--- Start Given information ---
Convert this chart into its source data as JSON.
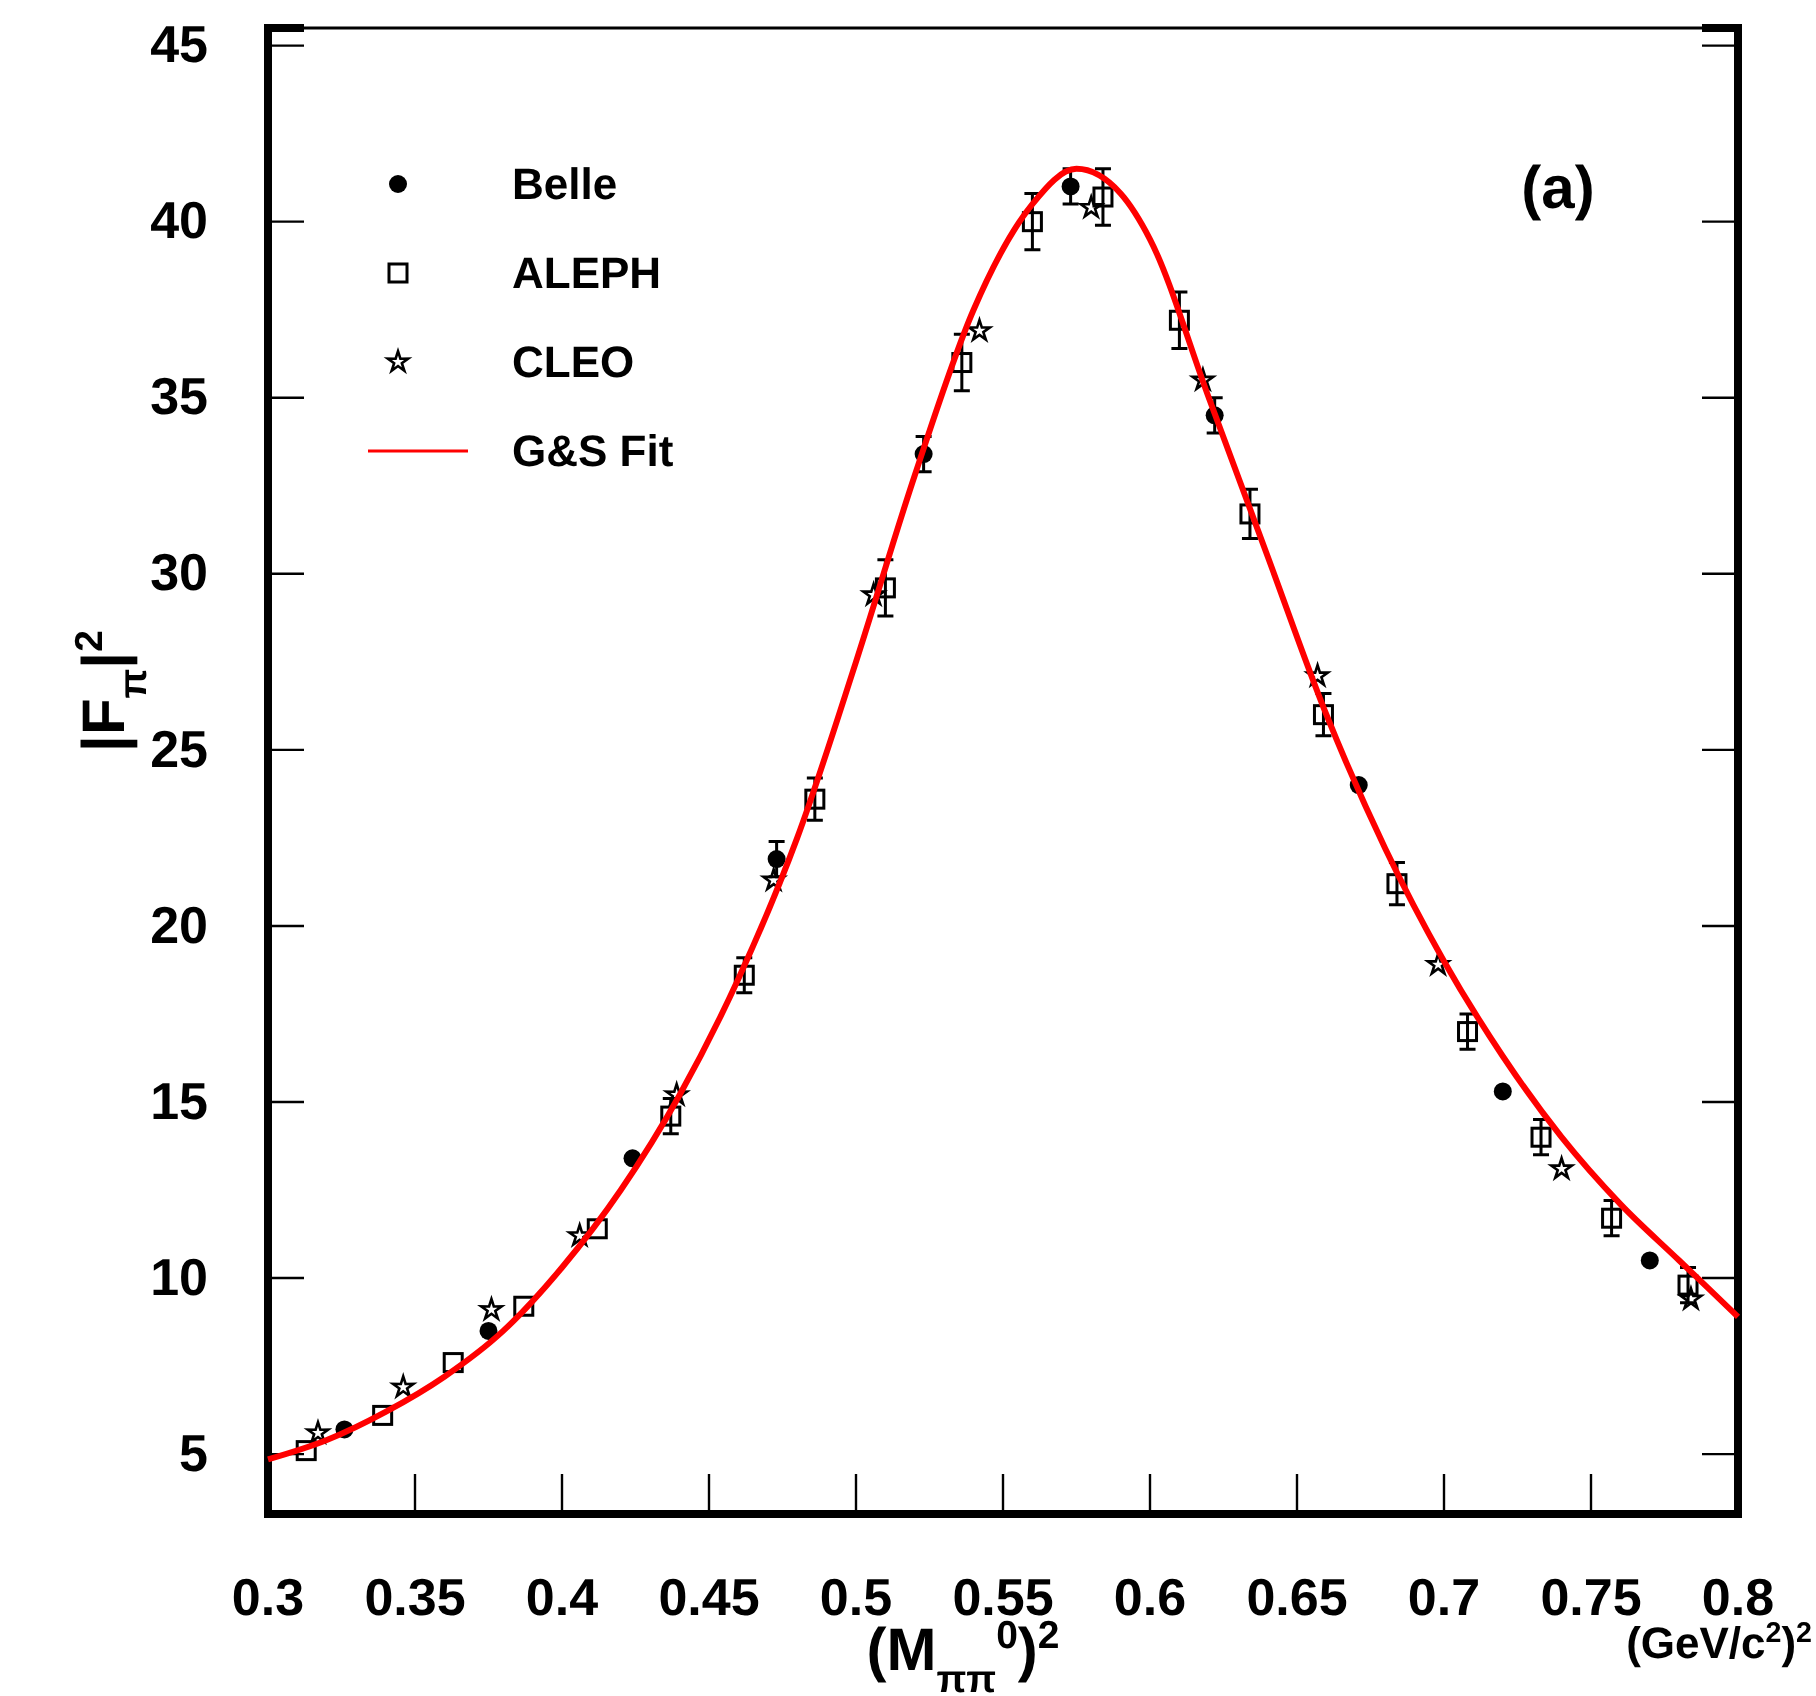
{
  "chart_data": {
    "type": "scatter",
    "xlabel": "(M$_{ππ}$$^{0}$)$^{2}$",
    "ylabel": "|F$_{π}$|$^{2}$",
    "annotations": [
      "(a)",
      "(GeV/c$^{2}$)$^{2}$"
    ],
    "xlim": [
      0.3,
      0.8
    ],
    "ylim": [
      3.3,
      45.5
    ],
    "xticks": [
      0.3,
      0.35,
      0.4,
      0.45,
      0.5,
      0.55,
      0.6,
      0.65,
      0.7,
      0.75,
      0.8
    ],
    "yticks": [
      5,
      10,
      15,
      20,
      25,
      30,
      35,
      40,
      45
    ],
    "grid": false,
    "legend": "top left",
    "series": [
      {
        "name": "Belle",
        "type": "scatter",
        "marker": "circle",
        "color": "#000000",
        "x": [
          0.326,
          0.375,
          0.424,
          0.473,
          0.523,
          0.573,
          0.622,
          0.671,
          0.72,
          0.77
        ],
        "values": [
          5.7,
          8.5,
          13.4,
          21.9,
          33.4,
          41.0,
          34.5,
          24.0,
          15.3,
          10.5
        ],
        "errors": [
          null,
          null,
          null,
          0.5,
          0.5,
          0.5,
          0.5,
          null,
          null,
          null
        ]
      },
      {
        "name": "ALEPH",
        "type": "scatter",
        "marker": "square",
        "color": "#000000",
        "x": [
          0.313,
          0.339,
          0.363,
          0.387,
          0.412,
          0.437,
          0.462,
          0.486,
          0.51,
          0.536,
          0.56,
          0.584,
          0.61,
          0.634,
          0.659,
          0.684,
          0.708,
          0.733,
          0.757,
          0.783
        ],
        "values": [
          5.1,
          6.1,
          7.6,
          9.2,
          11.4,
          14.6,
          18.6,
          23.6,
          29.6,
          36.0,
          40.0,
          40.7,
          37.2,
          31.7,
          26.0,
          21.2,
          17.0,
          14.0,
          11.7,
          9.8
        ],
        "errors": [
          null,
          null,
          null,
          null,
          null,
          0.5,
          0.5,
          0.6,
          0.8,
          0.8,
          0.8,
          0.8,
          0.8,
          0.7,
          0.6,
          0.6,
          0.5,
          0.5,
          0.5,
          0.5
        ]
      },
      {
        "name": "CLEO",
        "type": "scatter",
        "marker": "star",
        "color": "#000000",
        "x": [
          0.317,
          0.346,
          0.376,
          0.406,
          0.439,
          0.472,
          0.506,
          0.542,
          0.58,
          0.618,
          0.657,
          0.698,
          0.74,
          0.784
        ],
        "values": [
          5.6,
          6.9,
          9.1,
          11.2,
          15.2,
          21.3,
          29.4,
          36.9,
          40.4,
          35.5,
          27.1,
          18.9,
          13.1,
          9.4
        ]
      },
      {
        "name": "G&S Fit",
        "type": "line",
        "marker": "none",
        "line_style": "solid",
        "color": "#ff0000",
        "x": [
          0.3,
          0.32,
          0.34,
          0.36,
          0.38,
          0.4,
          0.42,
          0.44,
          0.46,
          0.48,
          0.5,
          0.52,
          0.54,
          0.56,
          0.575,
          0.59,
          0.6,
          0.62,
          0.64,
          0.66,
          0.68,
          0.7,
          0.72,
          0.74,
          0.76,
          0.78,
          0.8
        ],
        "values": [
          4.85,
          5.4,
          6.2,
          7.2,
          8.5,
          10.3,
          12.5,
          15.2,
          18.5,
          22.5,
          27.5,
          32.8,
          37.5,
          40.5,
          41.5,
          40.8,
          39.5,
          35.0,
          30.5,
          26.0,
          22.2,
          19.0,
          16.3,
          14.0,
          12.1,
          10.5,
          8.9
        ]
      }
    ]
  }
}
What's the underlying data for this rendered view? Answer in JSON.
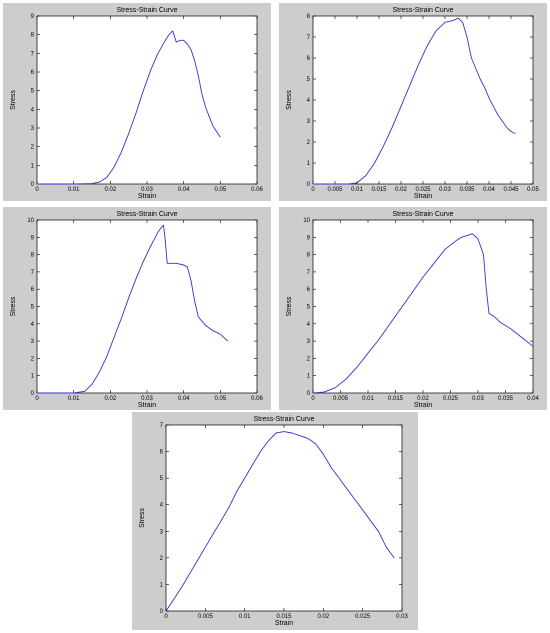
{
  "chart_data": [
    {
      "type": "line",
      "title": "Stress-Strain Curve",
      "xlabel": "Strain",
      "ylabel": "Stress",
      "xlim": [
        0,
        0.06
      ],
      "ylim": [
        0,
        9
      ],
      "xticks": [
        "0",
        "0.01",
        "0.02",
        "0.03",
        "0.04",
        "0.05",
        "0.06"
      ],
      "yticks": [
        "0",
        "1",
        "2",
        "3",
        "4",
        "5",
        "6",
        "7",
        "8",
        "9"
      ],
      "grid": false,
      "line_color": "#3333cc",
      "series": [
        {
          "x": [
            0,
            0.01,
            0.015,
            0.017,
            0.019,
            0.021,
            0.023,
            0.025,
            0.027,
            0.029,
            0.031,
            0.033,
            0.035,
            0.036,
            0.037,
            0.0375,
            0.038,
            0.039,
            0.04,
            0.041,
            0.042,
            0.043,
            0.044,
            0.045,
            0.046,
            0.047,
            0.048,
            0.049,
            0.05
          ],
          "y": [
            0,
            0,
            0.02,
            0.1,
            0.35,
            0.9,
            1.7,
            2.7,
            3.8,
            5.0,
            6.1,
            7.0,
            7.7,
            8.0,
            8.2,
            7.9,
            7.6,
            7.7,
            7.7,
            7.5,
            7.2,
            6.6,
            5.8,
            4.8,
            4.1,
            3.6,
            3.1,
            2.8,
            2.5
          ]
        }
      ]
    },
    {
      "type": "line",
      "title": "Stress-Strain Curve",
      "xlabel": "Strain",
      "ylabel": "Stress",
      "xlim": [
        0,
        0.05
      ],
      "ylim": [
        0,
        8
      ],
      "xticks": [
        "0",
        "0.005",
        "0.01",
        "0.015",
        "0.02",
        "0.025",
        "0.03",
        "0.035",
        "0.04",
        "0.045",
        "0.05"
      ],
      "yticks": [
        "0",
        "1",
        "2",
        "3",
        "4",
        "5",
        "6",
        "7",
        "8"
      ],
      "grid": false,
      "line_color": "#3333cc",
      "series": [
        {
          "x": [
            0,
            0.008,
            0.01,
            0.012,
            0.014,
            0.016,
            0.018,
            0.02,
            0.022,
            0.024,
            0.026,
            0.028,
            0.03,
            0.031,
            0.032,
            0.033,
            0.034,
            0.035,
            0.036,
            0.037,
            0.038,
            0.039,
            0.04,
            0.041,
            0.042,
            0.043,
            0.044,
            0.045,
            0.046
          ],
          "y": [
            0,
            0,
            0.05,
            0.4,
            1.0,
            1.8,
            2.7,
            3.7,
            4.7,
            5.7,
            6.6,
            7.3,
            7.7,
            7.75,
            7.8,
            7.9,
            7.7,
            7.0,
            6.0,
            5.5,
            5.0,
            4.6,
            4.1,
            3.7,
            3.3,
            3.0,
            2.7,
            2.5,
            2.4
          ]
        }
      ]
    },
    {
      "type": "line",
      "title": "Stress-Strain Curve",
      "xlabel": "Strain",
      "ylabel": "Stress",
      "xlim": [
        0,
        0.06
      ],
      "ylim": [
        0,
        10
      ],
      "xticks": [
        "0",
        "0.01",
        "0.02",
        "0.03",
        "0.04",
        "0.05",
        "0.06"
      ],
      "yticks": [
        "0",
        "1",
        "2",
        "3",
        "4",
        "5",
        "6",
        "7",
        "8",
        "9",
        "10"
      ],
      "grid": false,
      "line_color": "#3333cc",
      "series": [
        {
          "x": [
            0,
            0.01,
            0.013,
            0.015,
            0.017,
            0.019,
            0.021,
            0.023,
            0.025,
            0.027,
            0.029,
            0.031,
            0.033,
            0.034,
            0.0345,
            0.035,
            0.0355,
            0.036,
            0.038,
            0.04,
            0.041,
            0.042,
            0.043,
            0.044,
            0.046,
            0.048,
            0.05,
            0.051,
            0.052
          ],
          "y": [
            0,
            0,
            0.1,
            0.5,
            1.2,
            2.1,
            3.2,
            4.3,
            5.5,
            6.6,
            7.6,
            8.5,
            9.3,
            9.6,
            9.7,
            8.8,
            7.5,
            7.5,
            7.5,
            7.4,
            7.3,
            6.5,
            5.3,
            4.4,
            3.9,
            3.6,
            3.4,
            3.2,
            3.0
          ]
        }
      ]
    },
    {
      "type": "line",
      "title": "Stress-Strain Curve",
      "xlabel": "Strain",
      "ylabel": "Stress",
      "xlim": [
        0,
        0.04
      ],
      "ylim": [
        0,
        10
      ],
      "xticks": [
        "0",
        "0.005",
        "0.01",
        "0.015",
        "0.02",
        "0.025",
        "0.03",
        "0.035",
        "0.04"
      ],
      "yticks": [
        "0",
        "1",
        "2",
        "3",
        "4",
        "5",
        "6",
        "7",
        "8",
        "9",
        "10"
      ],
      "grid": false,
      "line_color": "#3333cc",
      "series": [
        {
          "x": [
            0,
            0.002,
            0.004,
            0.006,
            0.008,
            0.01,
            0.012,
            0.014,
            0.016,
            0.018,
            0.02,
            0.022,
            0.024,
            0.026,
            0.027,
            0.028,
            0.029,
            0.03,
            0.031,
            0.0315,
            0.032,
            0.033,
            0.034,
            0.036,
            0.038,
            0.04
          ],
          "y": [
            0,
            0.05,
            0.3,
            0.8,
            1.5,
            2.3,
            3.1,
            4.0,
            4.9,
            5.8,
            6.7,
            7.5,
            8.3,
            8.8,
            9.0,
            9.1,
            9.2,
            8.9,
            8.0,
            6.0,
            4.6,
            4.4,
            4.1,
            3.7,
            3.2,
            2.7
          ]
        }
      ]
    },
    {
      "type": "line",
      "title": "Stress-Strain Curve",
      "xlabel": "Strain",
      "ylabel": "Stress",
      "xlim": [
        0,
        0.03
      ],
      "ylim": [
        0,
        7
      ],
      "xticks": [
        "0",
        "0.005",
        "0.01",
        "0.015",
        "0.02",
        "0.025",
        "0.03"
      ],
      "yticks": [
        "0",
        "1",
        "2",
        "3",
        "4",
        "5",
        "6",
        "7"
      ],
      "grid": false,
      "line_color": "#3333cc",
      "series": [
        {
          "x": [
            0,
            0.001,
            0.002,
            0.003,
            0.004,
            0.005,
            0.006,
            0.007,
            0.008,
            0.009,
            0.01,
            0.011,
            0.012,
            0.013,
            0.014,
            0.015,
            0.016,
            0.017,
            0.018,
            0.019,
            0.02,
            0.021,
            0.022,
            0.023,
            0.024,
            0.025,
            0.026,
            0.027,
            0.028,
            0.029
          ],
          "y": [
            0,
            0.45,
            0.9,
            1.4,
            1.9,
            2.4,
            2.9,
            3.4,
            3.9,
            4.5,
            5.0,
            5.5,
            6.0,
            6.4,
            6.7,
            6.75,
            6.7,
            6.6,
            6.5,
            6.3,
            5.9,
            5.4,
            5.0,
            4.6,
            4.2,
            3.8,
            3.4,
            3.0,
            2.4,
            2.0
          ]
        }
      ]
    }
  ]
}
--- End Given information ---
» **Problem requirements**
Give the count of lines in the data shown above that contain "JSON", and nothing else.

» **Worked answer**
2